--- SHORT EXERCISE ---
Retype the listing that follows, word for word.

Start of DATA TO USE

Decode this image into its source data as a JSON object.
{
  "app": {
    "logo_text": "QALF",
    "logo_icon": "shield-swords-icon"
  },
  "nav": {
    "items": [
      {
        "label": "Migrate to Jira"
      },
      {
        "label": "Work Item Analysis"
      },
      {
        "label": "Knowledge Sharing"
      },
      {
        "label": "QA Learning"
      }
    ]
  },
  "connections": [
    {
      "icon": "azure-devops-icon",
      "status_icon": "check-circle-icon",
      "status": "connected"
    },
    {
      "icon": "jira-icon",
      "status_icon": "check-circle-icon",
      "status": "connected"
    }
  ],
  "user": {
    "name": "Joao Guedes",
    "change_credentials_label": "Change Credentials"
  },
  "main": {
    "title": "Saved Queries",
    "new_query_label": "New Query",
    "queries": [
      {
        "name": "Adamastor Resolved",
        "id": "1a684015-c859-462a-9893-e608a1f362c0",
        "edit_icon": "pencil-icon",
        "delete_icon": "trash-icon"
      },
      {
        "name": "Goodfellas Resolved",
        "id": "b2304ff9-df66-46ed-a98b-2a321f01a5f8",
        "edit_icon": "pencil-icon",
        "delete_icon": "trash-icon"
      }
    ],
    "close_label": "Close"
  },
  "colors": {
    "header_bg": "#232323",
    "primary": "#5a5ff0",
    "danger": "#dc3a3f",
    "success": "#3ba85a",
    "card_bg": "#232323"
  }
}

End of DATA TO USE

--- FULL OUTPUT ---
Decode this image into its source data as a JSON object.
{
  "app": {
    "logo_text": "QALF",
    "logo_icon": "shield-swords-icon"
  },
  "nav": {
    "items": [
      {
        "label": "Migrate to Jira"
      },
      {
        "label": "Work Item Analysis"
      },
      {
        "label": "Knowledge Sharing"
      },
      {
        "label": "QA Learning"
      }
    ]
  },
  "connections": [
    {
      "icon": "azure-devops-icon",
      "status_icon": "check-circle-icon",
      "status": "connected"
    },
    {
      "icon": "jira-icon",
      "status_icon": "check-circle-icon",
      "status": "connected"
    }
  ],
  "user": {
    "name": "Joao Guedes",
    "change_credentials_label": "Change Credentials"
  },
  "main": {
    "title": "Saved Queries",
    "new_query_label": "New Query",
    "queries": [
      {
        "name": "Adamastor Resolved",
        "id": "1a684015-c859-462a-9893-e608a1f362c0",
        "edit_icon": "pencil-icon",
        "delete_icon": "trash-icon"
      },
      {
        "name": "Goodfellas Resolved",
        "id": "b2304ff9-df66-46ed-a98b-2a321f01a5f8",
        "edit_icon": "pencil-icon",
        "delete_icon": "trash-icon"
      }
    ],
    "close_label": "Close"
  },
  "colors": {
    "header_bg": "#232323",
    "primary": "#5a5ff0",
    "danger": "#dc3a3f",
    "success": "#3ba85a",
    "card_bg": "#232323"
  }
}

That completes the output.